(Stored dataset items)

>>

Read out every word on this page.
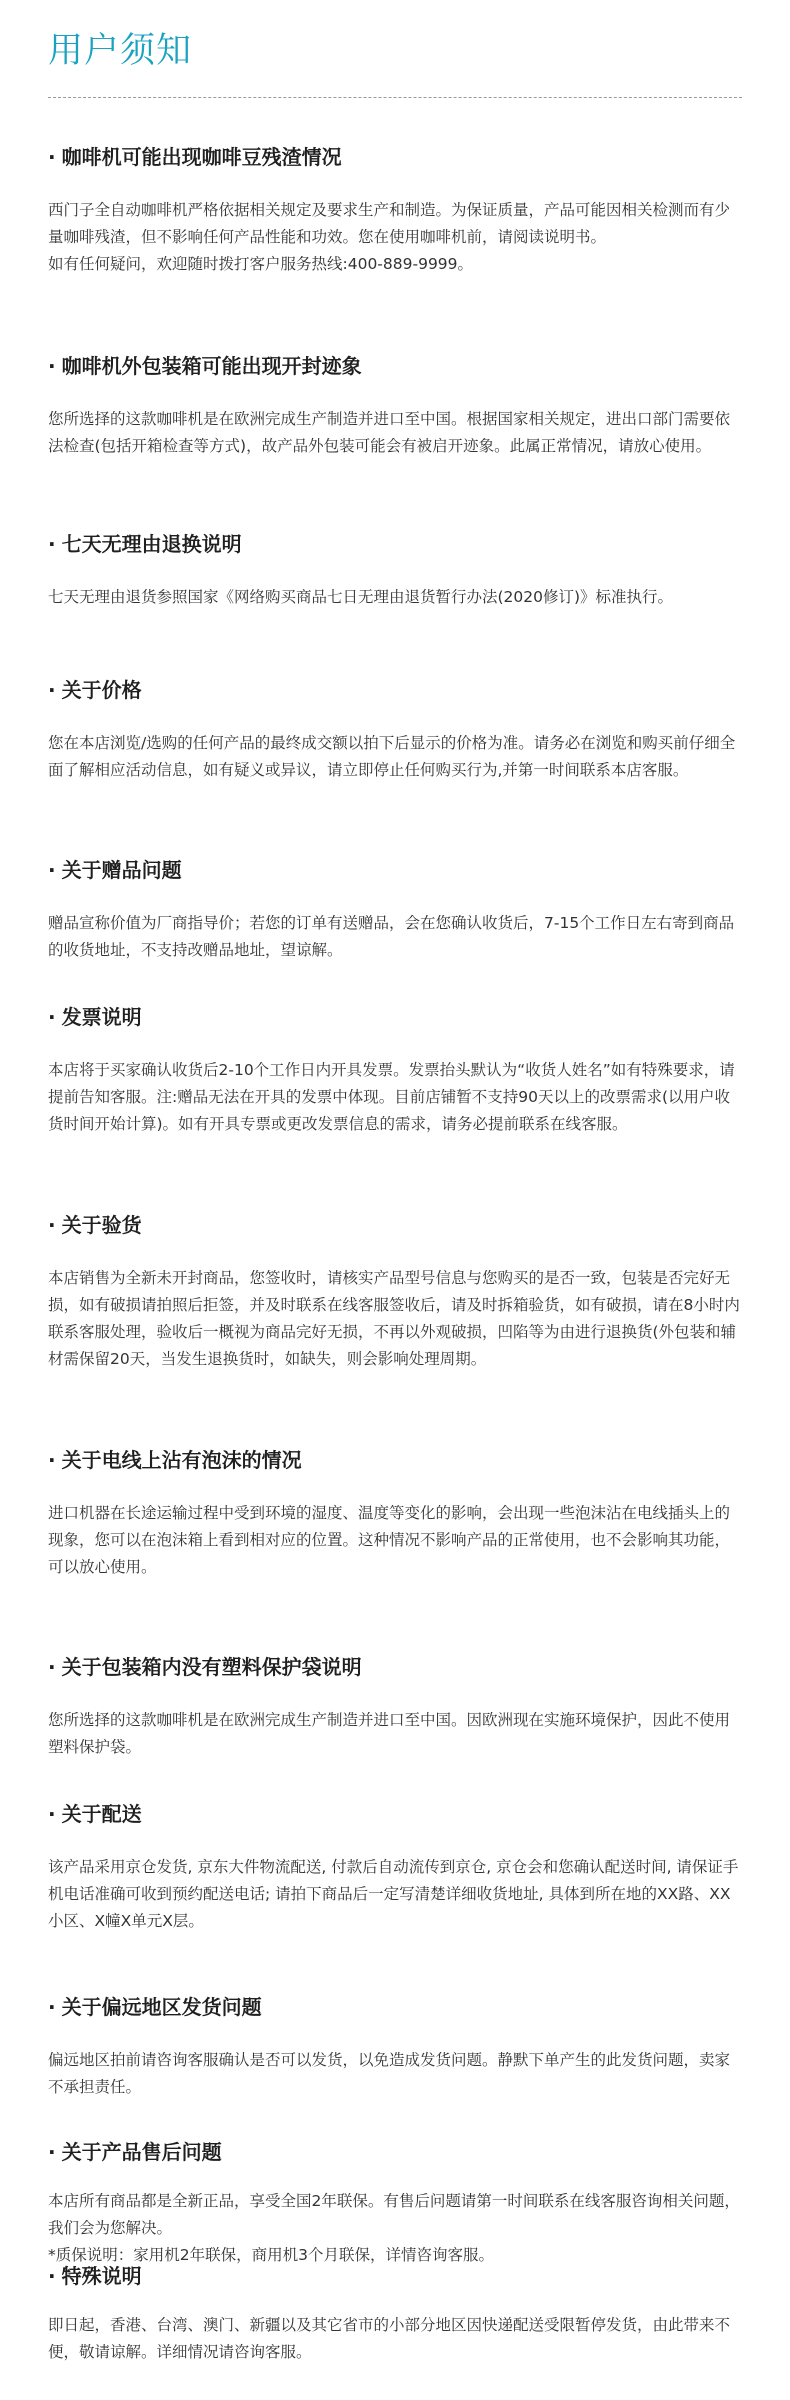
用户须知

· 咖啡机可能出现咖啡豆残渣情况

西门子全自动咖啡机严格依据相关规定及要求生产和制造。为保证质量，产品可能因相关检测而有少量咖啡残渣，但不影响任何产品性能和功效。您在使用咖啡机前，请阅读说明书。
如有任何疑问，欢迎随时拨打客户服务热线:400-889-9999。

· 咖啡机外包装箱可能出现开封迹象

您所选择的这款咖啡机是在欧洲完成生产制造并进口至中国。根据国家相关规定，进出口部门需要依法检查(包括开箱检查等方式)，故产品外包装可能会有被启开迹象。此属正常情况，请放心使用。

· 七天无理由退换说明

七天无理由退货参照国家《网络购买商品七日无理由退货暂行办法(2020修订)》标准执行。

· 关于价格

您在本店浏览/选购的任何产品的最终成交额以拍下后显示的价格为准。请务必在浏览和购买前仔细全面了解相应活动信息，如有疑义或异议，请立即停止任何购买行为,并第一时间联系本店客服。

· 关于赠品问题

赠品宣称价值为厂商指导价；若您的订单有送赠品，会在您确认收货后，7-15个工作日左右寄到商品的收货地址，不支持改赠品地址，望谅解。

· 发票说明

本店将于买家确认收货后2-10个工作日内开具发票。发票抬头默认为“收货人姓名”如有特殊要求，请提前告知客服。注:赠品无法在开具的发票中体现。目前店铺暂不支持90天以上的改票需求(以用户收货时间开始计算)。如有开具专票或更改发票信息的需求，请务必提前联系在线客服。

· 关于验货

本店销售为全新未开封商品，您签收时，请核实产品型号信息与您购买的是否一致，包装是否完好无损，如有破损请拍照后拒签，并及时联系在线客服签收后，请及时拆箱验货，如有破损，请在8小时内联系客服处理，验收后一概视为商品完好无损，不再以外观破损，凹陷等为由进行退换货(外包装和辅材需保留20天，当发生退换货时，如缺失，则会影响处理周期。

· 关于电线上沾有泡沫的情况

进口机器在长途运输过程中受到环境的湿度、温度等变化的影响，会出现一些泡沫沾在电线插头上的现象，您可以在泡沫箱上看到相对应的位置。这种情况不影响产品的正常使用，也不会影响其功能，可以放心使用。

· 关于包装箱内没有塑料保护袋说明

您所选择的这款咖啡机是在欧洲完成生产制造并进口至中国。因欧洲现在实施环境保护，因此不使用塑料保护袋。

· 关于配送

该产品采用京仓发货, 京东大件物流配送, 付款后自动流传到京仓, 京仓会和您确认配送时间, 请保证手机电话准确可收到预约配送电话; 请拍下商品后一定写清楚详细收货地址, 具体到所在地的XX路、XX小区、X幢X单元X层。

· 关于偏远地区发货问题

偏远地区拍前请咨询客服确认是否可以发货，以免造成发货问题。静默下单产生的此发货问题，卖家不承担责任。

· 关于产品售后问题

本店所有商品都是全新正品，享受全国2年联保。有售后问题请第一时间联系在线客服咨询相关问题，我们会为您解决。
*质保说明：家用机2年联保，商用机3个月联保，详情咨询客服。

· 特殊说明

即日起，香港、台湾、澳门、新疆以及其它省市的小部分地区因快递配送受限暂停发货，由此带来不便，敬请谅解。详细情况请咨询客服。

<<

### [Request]
Print the listing above in full, exactly as written. Omit any pictures.

### [Output]
Read out every word on this page.
用户须知

· 咖啡机可能出现咖啡豆残渣情况

西门子全自动咖啡机严格依据相关规定及要求生产和制造。为保证质量，产品可能因相关检测而有少量咖啡残渣，但不影响任何产品性能和功效。您在使用咖啡机前，请阅读说明书。
如有任何疑问，欢迎随时拨打客户服务热线:400-889-9999。

· 咖啡机外包装箱可能出现开封迹象

您所选择的这款咖啡机是在欧洲完成生产制造并进口至中国。根据国家相关规定，进出口部门需要依法检查(包括开箱检查等方式)，故产品外包装可能会有被启开迹象。此属正常情况，请放心使用。

· 七天无理由退换说明

七天无理由退货参照国家《网络购买商品七日无理由退货暂行办法(2020修订)》标准执行。

· 关于价格

您在本店浏览/选购的任何产品的最终成交额以拍下后显示的价格为准。请务必在浏览和购买前仔细全面了解相应活动信息，如有疑义或异议，请立即停止任何购买行为,并第一时间联系本店客服。

· 关于赠品问题

赠品宣称价值为厂商指导价；若您的订单有送赠品，会在您确认收货后，7-15个工作日左右寄到商品的收货地址，不支持改赠品地址，望谅解。

· 发票说明

本店将于买家确认收货后2-10个工作日内开具发票。发票抬头默认为“收货人姓名”如有特殊要求，请提前告知客服。注:赠品无法在开具的发票中体现。目前店铺暂不支持90天以上的改票需求(以用户收货时间开始计算)。如有开具专票或更改发票信息的需求，请务必提前联系在线客服。

· 关于验货

本店销售为全新未开封商品，您签收时，请核实产品型号信息与您购买的是否一致，包装是否完好无损，如有破损请拍照后拒签，并及时联系在线客服签收后，请及时拆箱验货，如有破损，请在8小时内联系客服处理，验收后一概视为商品完好无损，不再以外观破损，凹陷等为由进行退换货(外包装和辅材需保留20天，当发生退换货时，如缺失，则会影响处理周期。

· 关于电线上沾有泡沫的情况

进口机器在长途运输过程中受到环境的湿度、温度等变化的影响，会出现一些泡沫沾在电线插头上的现象，您可以在泡沫箱上看到相对应的位置。这种情况不影响产品的正常使用，也不会影响其功能，可以放心使用。

· 关于包装箱内没有塑料保护袋说明

您所选择的这款咖啡机是在欧洲完成生产制造并进口至中国。因欧洲现在实施环境保护，因此不使用塑料保护袋。

· 关于配送

该产品采用京仓发货, 京东大件物流配送, 付款后自动流传到京仓, 京仓会和您确认配送时间, 请保证手机电话准确可收到预约配送电话; 请拍下商品后一定写清楚详细收货地址, 具体到所在地的XX路、XX小区、X幢X单元X层。

· 关于偏远地区发货问题

偏远地区拍前请咨询客服确认是否可以发货，以免造成发货问题。静默下单产生的此发货问题，卖家不承担责任。

· 关于产品售后问题

本店所有商品都是全新正品，享受全国2年联保。有售后问题请第一时间联系在线客服咨询相关问题，我们会为您解决。
*质保说明：家用机2年联保，商用机3个月联保，详情咨询客服。

· 特殊说明

即日起，香港、台湾、澳门、新疆以及其它省市的小部分地区因快递配送受限暂停发货，由此带来不便，敬请谅解。详细情况请咨询客服。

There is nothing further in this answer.